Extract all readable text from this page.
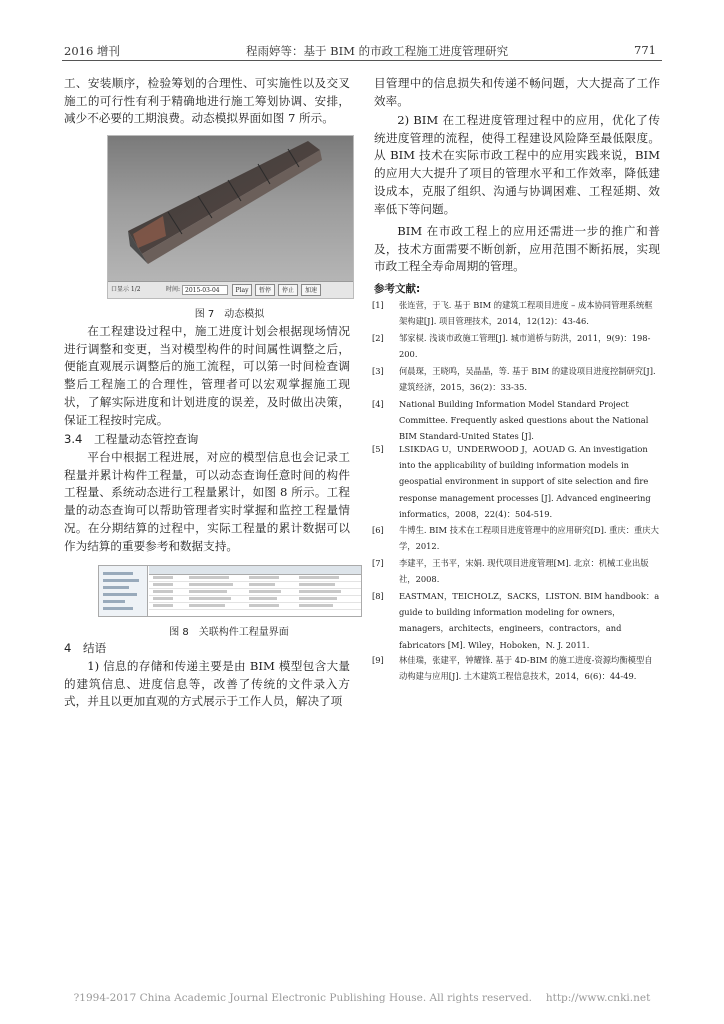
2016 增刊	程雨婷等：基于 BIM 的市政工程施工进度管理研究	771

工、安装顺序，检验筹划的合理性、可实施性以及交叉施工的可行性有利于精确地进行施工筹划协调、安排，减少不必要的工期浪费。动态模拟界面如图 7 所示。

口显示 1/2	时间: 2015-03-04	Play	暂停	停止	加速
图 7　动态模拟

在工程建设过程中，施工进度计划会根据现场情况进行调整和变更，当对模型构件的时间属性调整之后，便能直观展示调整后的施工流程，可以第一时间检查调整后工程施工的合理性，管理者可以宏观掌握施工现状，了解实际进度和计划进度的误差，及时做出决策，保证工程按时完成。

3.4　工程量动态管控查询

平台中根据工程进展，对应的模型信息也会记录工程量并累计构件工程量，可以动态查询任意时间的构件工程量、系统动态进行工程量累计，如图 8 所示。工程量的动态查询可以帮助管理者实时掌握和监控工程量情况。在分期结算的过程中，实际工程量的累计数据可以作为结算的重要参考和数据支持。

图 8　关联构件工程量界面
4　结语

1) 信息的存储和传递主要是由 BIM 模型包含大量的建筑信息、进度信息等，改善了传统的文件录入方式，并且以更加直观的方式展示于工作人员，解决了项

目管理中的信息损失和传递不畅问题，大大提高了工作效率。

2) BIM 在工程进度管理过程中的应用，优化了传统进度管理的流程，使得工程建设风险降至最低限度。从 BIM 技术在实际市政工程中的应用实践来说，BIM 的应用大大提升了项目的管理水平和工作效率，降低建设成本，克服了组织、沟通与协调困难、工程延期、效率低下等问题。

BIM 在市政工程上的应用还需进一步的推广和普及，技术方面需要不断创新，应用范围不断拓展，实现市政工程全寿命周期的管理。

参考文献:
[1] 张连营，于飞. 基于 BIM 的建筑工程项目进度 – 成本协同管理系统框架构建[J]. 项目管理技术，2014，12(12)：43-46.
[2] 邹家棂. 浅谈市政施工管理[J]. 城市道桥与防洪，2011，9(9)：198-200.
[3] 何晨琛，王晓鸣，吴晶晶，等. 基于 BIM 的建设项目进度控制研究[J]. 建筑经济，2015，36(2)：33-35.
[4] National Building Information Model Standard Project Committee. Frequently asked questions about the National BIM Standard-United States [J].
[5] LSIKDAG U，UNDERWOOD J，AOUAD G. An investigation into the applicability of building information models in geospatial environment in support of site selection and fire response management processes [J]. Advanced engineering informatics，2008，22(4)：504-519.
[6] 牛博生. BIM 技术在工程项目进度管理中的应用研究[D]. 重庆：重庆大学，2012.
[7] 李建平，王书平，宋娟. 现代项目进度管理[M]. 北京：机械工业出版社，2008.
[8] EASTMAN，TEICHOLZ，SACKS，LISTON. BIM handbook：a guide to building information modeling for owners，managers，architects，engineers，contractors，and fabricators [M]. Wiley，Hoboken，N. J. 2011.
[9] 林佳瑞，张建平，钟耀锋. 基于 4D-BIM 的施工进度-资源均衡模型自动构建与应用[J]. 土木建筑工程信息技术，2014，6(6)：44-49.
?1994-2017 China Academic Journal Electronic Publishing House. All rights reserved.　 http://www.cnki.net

※

:: BRIEF ::
Without including any picture, repeat the data exactly.

:: OUTPUT FOR THIS EXERCISE ::
Extract all readable text from this page.
2016 增刊	程雨婷等：基于 BIM 的市政工程施工进度管理研究	771

工、安装顺序，检验筹划的合理性、可实施性以及交叉施工的可行性有利于精确地进行施工筹划协调、安排，减少不必要的工期浪费。动态模拟界面如图 7 所示。

口显示 1/2	时间: 2015-03-04	Play	暂停	停止	加速
图 7　动态模拟

在工程建设过程中，施工进度计划会根据现场情况进行调整和变更，当对模型构件的时间属性调整之后，便能直观展示调整后的施工流程，可以第一时间检查调整后工程施工的合理性，管理者可以宏观掌握施工现状，了解实际进度和计划进度的误差，及时做出决策，保证工程按时完成。

3.4　工程量动态管控查询

平台中根据工程进展，对应的模型信息也会记录工程量并累计构件工程量，可以动态查询任意时间的构件工程量、系统动态进行工程量累计，如图 8 所示。工程量的动态查询可以帮助管理者实时掌握和监控工程量情况。在分期结算的过程中，实际工程量的累计数据可以作为结算的重要参考和数据支持。

图 8　关联构件工程量界面
4　结语

1) 信息的存储和传递主要是由 BIM 模型包含大量的建筑信息、进度信息等，改善了传统的文件录入方式，并且以更加直观的方式展示于工作人员，解决了项

目管理中的信息损失和传递不畅问题，大大提高了工作效率。

2) BIM 在工程进度管理过程中的应用，优化了传统进度管理的流程，使得工程建设风险降至最低限度。从 BIM 技术在实际市政工程中的应用实践来说，BIM 的应用大大提升了项目的管理水平和工作效率，降低建设成本，克服了组织、沟通与协调困难、工程延期、效率低下等问题。

BIM 在市政工程上的应用还需进一步的推广和普及，技术方面需要不断创新，应用范围不断拓展，实现市政工程全寿命周期的管理。

参考文献:
[1] 张连营，于飞. 基于 BIM 的建筑工程项目进度 – 成本协同管理系统框架构建[J]. 项目管理技术，2014，12(12)：43-46.
[2] 邹家棂. 浅谈市政施工管理[J]. 城市道桥与防洪，2011，9(9)：198-200.
[3] 何晨琛，王晓鸣，吴晶晶，等. 基于 BIM 的建设项目进度控制研究[J]. 建筑经济，2015，36(2)：33-35.
[4] National Building Information Model Standard Project Committee. Frequently asked questions about the National BIM Standard-United States [J].
[5] LSIKDAG U，UNDERWOOD J，AOUAD G. An investigation into the applicability of building information models in geospatial environment in support of site selection and fire response management processes [J]. Advanced engineering informatics，2008，22(4)：504-519.
[6] 牛博生. BIM 技术在工程项目进度管理中的应用研究[D]. 重庆：重庆大学，2012.
[7] 李建平，王书平，宋娟. 现代项目进度管理[M]. 北京：机械工业出版社，2008.
[8] EASTMAN，TEICHOLZ，SACKS，LISTON. BIM handbook：a guide to building information modeling for owners，managers，architects，engineers，contractors，and fabricators [M]. Wiley，Hoboken，N. J. 2011.
[9] 林佳瑞，张建平，钟耀锋. 基于 4D-BIM 的施工进度-资源均衡模型自动构建与应用[J]. 土木建筑工程信息技术，2014，6(6)：44-49.
?1994-2017 China Academic Journal Electronic Publishing House. All rights reserved.　 http://www.cnki.net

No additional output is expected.